'''

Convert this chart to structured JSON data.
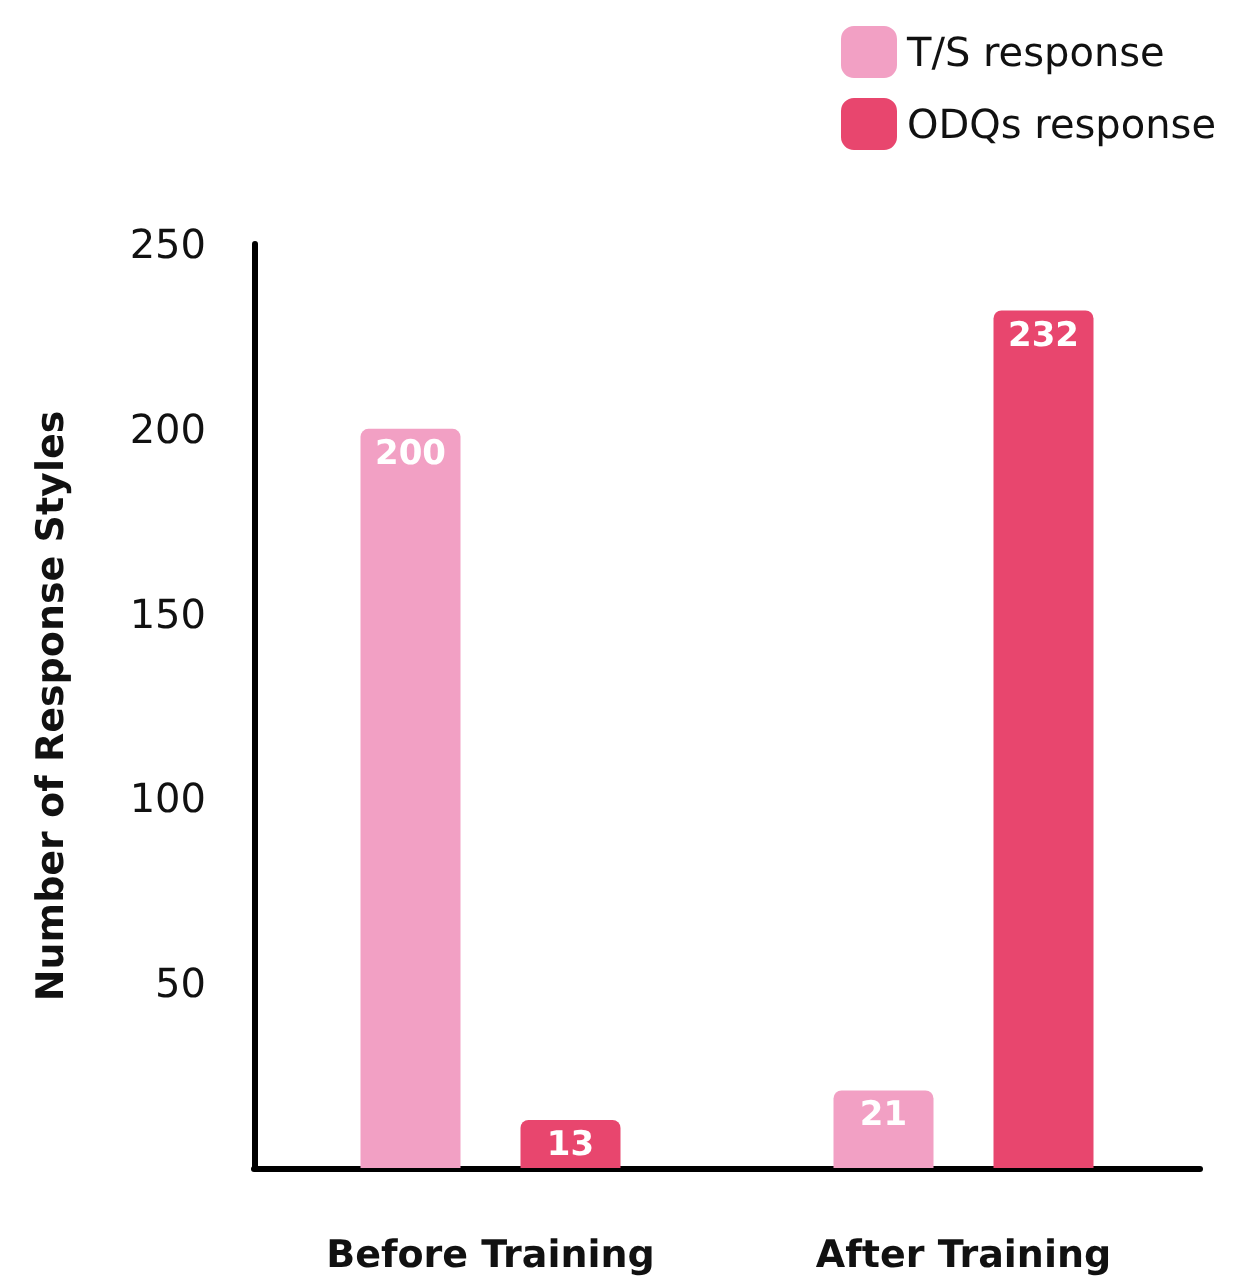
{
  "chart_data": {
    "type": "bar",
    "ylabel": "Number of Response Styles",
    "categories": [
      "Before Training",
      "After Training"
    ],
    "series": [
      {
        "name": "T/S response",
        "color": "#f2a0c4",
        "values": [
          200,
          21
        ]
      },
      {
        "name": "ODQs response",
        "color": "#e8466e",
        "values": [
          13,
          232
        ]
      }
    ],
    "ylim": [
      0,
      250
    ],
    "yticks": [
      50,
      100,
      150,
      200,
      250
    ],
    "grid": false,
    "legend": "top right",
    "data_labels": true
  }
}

'''

Omit all pictures while transcribing the entries verbatim.

ANSWER TO THIS TASK
Convert this chart to structured JSON data.
{
  "chart_data": {
    "type": "bar",
    "ylabel": "Number of Response Styles",
    "categories": [
      "Before Training",
      "After Training"
    ],
    "series": [
      {
        "name": "T/S response",
        "color": "#f2a0c4",
        "values": [
          200,
          21
        ]
      },
      {
        "name": "ODQs response",
        "color": "#e8466e",
        "values": [
          13,
          232
        ]
      }
    ],
    "ylim": [
      0,
      250
    ],
    "yticks": [
      50,
      100,
      150,
      200,
      250
    ],
    "grid": false,
    "legend": "top right",
    "data_labels": true
  }
}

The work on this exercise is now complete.